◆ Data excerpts
══════════════════════════════

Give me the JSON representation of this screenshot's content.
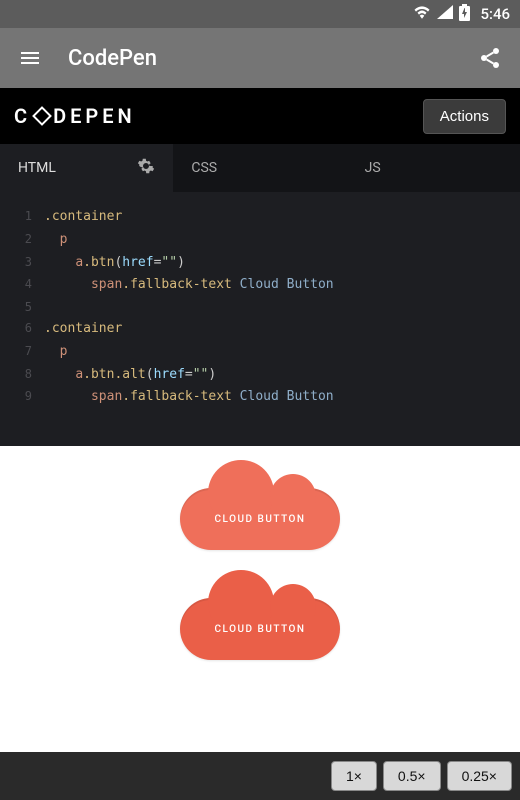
{
  "status": {
    "time": "5:46"
  },
  "appbar": {
    "title": "CodePen"
  },
  "logo_text": "C   DEPEN",
  "actions_label": "Actions",
  "tabs": [
    {
      "label": "HTML",
      "active": true
    },
    {
      "label": "CSS",
      "active": false
    },
    {
      "label": "JS",
      "active": false
    }
  ],
  "code": {
    "lines": [
      {
        "n": 1,
        "indent": 0,
        "segs": [
          [
            ".container",
            "tok-sel"
          ]
        ]
      },
      {
        "n": 2,
        "indent": 1,
        "segs": [
          [
            "p",
            "tok-tag"
          ]
        ]
      },
      {
        "n": 3,
        "indent": 2,
        "segs": [
          [
            "a",
            "tok-tag"
          ],
          [
            ".btn",
            "tok-class"
          ],
          [
            "(",
            "tok-punct"
          ],
          [
            "href",
            "tok-attr"
          ],
          [
            "=",
            "tok-punct"
          ],
          [
            "\"\"",
            "tok-str"
          ],
          [
            ")",
            "tok-punct"
          ]
        ]
      },
      {
        "n": 4,
        "indent": 3,
        "segs": [
          [
            "span",
            "tok-tag"
          ],
          [
            ".fallback-text",
            "tok-class"
          ],
          [
            " Cloud Button",
            "tok-text"
          ]
        ]
      },
      {
        "n": 5,
        "indent": 0,
        "segs": []
      },
      {
        "n": 6,
        "indent": 0,
        "segs": [
          [
            ".container",
            "tok-sel"
          ]
        ]
      },
      {
        "n": 7,
        "indent": 1,
        "segs": [
          [
            "p",
            "tok-tag"
          ]
        ]
      },
      {
        "n": 8,
        "indent": 2,
        "segs": [
          [
            "a",
            "tok-tag"
          ],
          [
            ".btn",
            "tok-class"
          ],
          [
            ".alt",
            "tok-class"
          ],
          [
            "(",
            "tok-punct"
          ],
          [
            "href",
            "tok-attr"
          ],
          [
            "=",
            "tok-punct"
          ],
          [
            "\"\"",
            "tok-str"
          ],
          [
            ")",
            "tok-punct"
          ]
        ]
      },
      {
        "n": 9,
        "indent": 3,
        "segs": [
          [
            "span",
            "tok-tag"
          ],
          [
            ".fallback-text",
            "tok-class"
          ],
          [
            " Cloud Button",
            "tok-text"
          ]
        ]
      }
    ]
  },
  "preview": {
    "button1": "CLOUD BUTTON",
    "button2": "CLOUD BUTTON"
  },
  "zoom": [
    {
      "label": "1×"
    },
    {
      "label": "0.5×"
    },
    {
      "label": "0.25×"
    }
  ]
}
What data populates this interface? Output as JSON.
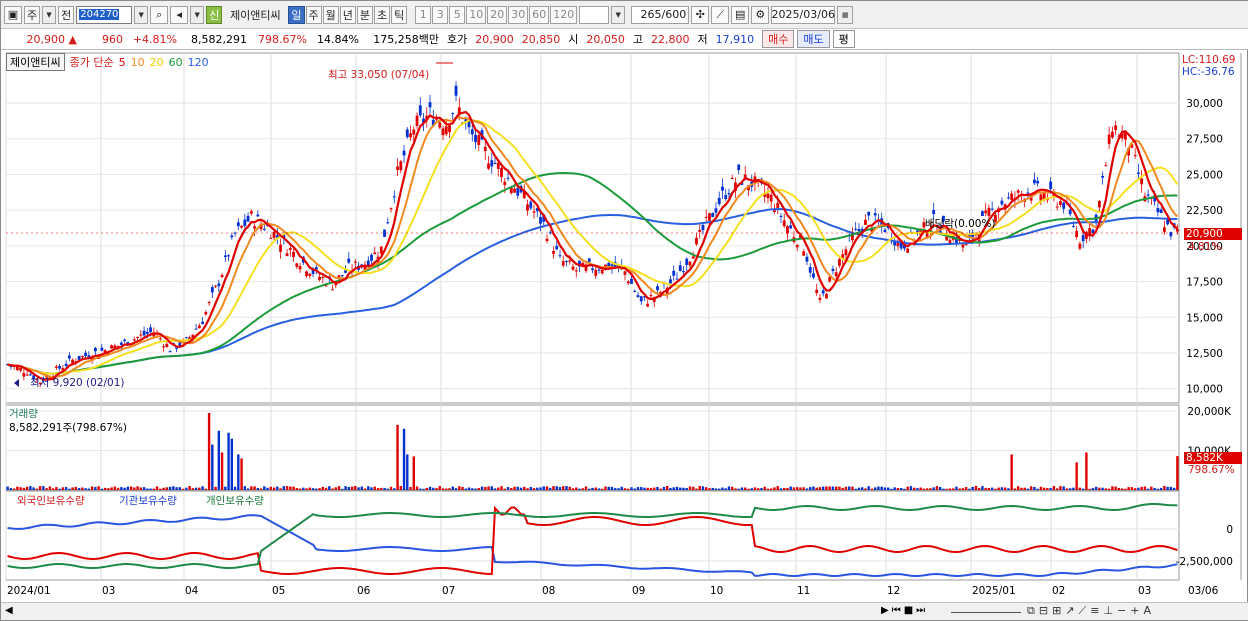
{
  "toolbar": {
    "market": "주",
    "prev": "전",
    "code": "204270",
    "stock_name": "제이앤티씨",
    "new_badge": "신",
    "periods": [
      "일",
      "주",
      "월",
      "년",
      "분",
      "초",
      "틱"
    ],
    "active_period": "일",
    "intervals": [
      "1",
      "3",
      "5",
      "10",
      "20",
      "30",
      "60",
      "120"
    ],
    "count": "265",
    "count_max": "/600",
    "date": "2025/03/06"
  },
  "infobar": {
    "price": "20,900",
    "arrow": "▲",
    "change": "960",
    "pct": "+4.81%",
    "volume": "8,582,291",
    "vol_pct": "798.67%",
    "turnover": "14.84%",
    "amount": "175,258백만",
    "quote_label": "호가",
    "ask": "20,900",
    "bid": "20,850",
    "open_label": "시",
    "open": "20,050",
    "high_label": "고",
    "high": "22,800",
    "low_label": "저",
    "low": "17,910",
    "buy": "매수",
    "sell": "매도",
    "eval": "평"
  },
  "legend": {
    "name": "제이앤티씨",
    "ma_label": "종가 단순",
    "ma": [
      "5",
      "10",
      "20",
      "60",
      "120"
    ]
  },
  "colors": {
    "up": "#e00000",
    "down": "#0030d0",
    "ma5": "#e00000",
    "ma10": "#f08a20",
    "ma20": "#f5e020",
    "ma60": "#1d9a3a",
    "ma120": "#2a5fe0"
  },
  "price_panel": {
    "lc": "LC:110.69",
    "hc": "HC:-36.76",
    "y_ticks": [
      "30,000",
      "27,500",
      "25,000",
      "22,500",
      "20,000",
      "17,500",
      "15,000",
      "12,500",
      "10,000"
    ],
    "high_note": "최고 33,050 (07/04)",
    "low_note": "최저 9,920 (02/01)",
    "div_note": "배당락(0.00%)",
    "cur_price": "20,900",
    "cur_pct": "4.81%"
  },
  "volume_panel": {
    "title": "거래량",
    "value": "8,582,291주(798.67%)",
    "y_ticks": [
      "20,000K",
      "10,000K"
    ],
    "cur": "8,582K",
    "cur_pct": "798.67%"
  },
  "holding_panel": {
    "labels": [
      "외국인보유수량",
      "기관보유수량",
      "개인보유수량"
    ],
    "y_ticks": [
      "0",
      "-2,500,000"
    ]
  },
  "x_axis": [
    "2024/01",
    "03",
    "04",
    "05",
    "06",
    "07",
    "08",
    "09",
    "10",
    "11",
    "12",
    "2025/01",
    "02",
    "03",
    "03/06"
  ],
  "chart_data": {
    "type": "candlestick",
    "x_range": [
      "2024/01",
      "2025/03/06"
    ],
    "ylim": [
      9000,
      33500
    ],
    "y_ticks": [
      10000,
      12500,
      15000,
      17500,
      20000,
      22500,
      25000,
      27500,
      30000
    ],
    "close_path": [
      [
        0,
        11700
      ],
      [
        6,
        11200
      ],
      [
        10,
        10500
      ],
      [
        15,
        11300
      ],
      [
        20,
        12000
      ],
      [
        25,
        12400
      ],
      [
        30,
        12700
      ],
      [
        35,
        13100
      ],
      [
        40,
        13600
      ],
      [
        45,
        14000
      ],
      [
        50,
        12800
      ],
      [
        55,
        13300
      ],
      [
        60,
        14800
      ],
      [
        65,
        17500
      ],
      [
        70,
        20800
      ],
      [
        75,
        22000
      ],
      [
        80,
        21300
      ],
      [
        85,
        20200
      ],
      [
        90,
        19000
      ],
      [
        95,
        18000
      ],
      [
        100,
        17300
      ],
      [
        105,
        18400
      ],
      [
        110,
        18800
      ],
      [
        115,
        19800
      ],
      [
        120,
        25000
      ],
      [
        125,
        28300
      ],
      [
        130,
        29200
      ],
      [
        135,
        28600
      ],
      [
        138,
        30000
      ],
      [
        142,
        28000
      ],
      [
        146,
        26800
      ],
      [
        150,
        25800
      ],
      [
        155,
        24400
      ],
      [
        160,
        23000
      ],
      [
        165,
        21500
      ],
      [
        170,
        19000
      ],
      [
        175,
        18300
      ],
      [
        180,
        18500
      ],
      [
        185,
        18600
      ],
      [
        190,
        18200
      ],
      [
        195,
        16000
      ],
      [
        200,
        16600
      ],
      [
        205,
        17600
      ],
      [
        210,
        19300
      ],
      [
        215,
        21500
      ],
      [
        220,
        23500
      ],
      [
        225,
        24800
      ],
      [
        230,
        24300
      ],
      [
        235,
        23300
      ],
      [
        240,
        21400
      ],
      [
        245,
        20000
      ],
      [
        250,
        16000
      ],
      [
        255,
        18500
      ],
      [
        260,
        20600
      ],
      [
        265,
        21800
      ],
      [
        270,
        21300
      ],
      [
        275,
        20000
      ],
      [
        280,
        20800
      ],
      [
        285,
        21700
      ],
      [
        290,
        20900
      ],
      [
        295,
        19900
      ],
      [
        300,
        21700
      ],
      [
        305,
        22900
      ],
      [
        310,
        23400
      ],
      [
        315,
        24000
      ],
      [
        320,
        23500
      ],
      [
        325,
        23000
      ],
      [
        330,
        20500
      ],
      [
        335,
        21600
      ],
      [
        340,
        28500
      ],
      [
        345,
        27200
      ],
      [
        350,
        23600
      ],
      [
        355,
        22000
      ],
      [
        358,
        21000
      ],
      [
        360,
        20900
      ]
    ],
    "ma_series": [
      "5",
      "10",
      "20",
      "60",
      "120"
    ],
    "volume_max": 20000000,
    "last_volume": 8582291
  }
}
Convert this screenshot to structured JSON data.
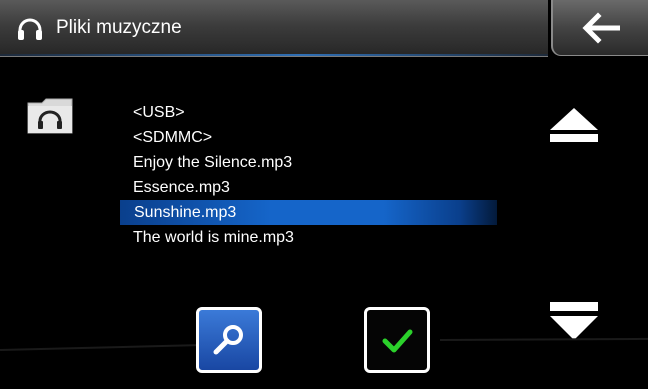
{
  "header": {
    "title": "Pliki muzyczne",
    "title_icon": "headphones-icon",
    "back_icon": "arrow-left-icon"
  },
  "file_list": {
    "items": [
      {
        "label": "<USB>",
        "selected": false
      },
      {
        "label": "<SDMMC>",
        "selected": false
      },
      {
        "label": "Enjoy the Silence.mp3",
        "selected": false
      },
      {
        "label": "Essence.mp3",
        "selected": false
      },
      {
        "label": "Sunshine.mp3",
        "selected": true
      },
      {
        "label": "The world is mine.mp3",
        "selected": false
      }
    ]
  },
  "controls": {
    "folder_icon": "folder-headphones-icon",
    "scroll_up_icon": "eject-up-icon",
    "scroll_down_icon": "eject-down-icon",
    "search_icon": "search-icon",
    "confirm_icon": "checkmark-icon"
  },
  "colors": {
    "selection": "#1565c9",
    "accent_line": "#2f6fb5",
    "confirm_check": "#2bd12b",
    "search_bg": "#2a63c4"
  }
}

══════════════════════════════

◆ WRITTEN TASK
Reproduce the lines from the line with "Convert this screenshot" through the last line of the entries exactly, including both ends and excluding pictures.

◆ RESPONSE
Convert this screenshot to structured JSON data.
{
  "header": {
    "title": "Pliki muzyczne",
    "title_icon": "headphones-icon",
    "back_icon": "arrow-left-icon"
  },
  "file_list": {
    "items": [
      {
        "label": "<USB>",
        "selected": false
      },
      {
        "label": "<SDMMC>",
        "selected": false
      },
      {
        "label": "Enjoy the Silence.mp3",
        "selected": false
      },
      {
        "label": "Essence.mp3",
        "selected": false
      },
      {
        "label": "Sunshine.mp3",
        "selected": true
      },
      {
        "label": "The world is mine.mp3",
        "selected": false
      }
    ]
  },
  "controls": {
    "folder_icon": "folder-headphones-icon",
    "scroll_up_icon": "eject-up-icon",
    "scroll_down_icon": "eject-down-icon",
    "search_icon": "search-icon",
    "confirm_icon": "checkmark-icon"
  },
  "colors": {
    "selection": "#1565c9",
    "accent_line": "#2f6fb5",
    "confirm_check": "#2bd12b",
    "search_bg": "#2a63c4"
  }
}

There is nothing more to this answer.